▶ _Given exercise_
Leave out the images and repeat the listing below without a single change.

▶ _Provided records_

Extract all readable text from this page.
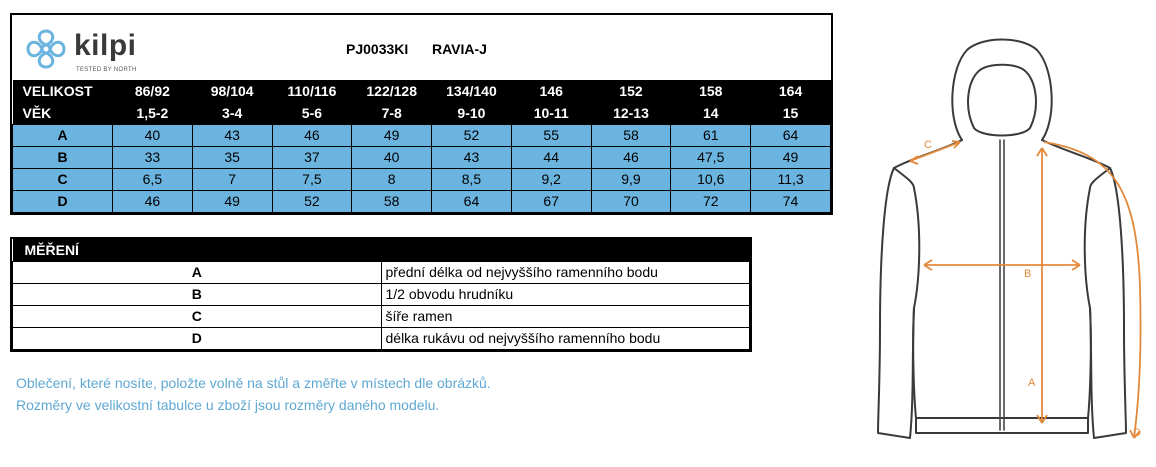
kilpi
TESTED BY NORTH
PJ0033KI RAVIA-J
VELIKOST	86/92	98/104	110/116	122/128	134/140	146	152	158	164
VĚK	1,5-2	3-4	5-6	7-8	9-10	10-11	12-13	14	15
A	40	43	46	49	52	55	58	61	64
B	33	35	37	40	43	44	46	47,5	49
C	6,5	7	7,5	8	8,5	9,2	9,9	10,6	11,3
D	46	49	52	58	64	67	70	72	74
MĚŘENÍ	
A	přední délka od nejvyššího ramenního bodu
B	1/2 obvodu hrudníku
C	šíře ramen
D	délka rukávu od nejvyššího ramenního bodu
Oblečení, které nosíte, položte volně na stůl a změřte v místech dle obrázků.
Rozměry ve velikostní tabulce u zboží jsou rozměry daného modelu.
C
B
A
D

▶ _Worked solution_
Extract all readable text from this page.
kilpi
TESTED BY NORTH
PJ0033KI RAVIA-J
VELIKOST	86/92	98/104	110/116	122/128	134/140	146	152	158	164
VĚK	1,5-2	3-4	5-6	7-8	9-10	10-11	12-13	14	15
A	40	43	46	49	52	55	58	61	64
B	33	35	37	40	43	44	46	47,5	49
C	6,5	7	7,5	8	8,5	9,2	9,9	10,6	11,3
D	46	49	52	58	64	67	70	72	74
MĚŘENÍ	
A	přední délka od nejvyššího ramenního bodu
B	1/2 obvodu hrudníku
C	šíře ramen
D	délka rukávu od nejvyššího ramenního bodu
Oblečení, které nosíte, položte volně na stůl a změřte v místech dle obrázků.
Rozměry ve velikostní tabulce u zboží jsou rozměry daného modelu.
C
B
A
D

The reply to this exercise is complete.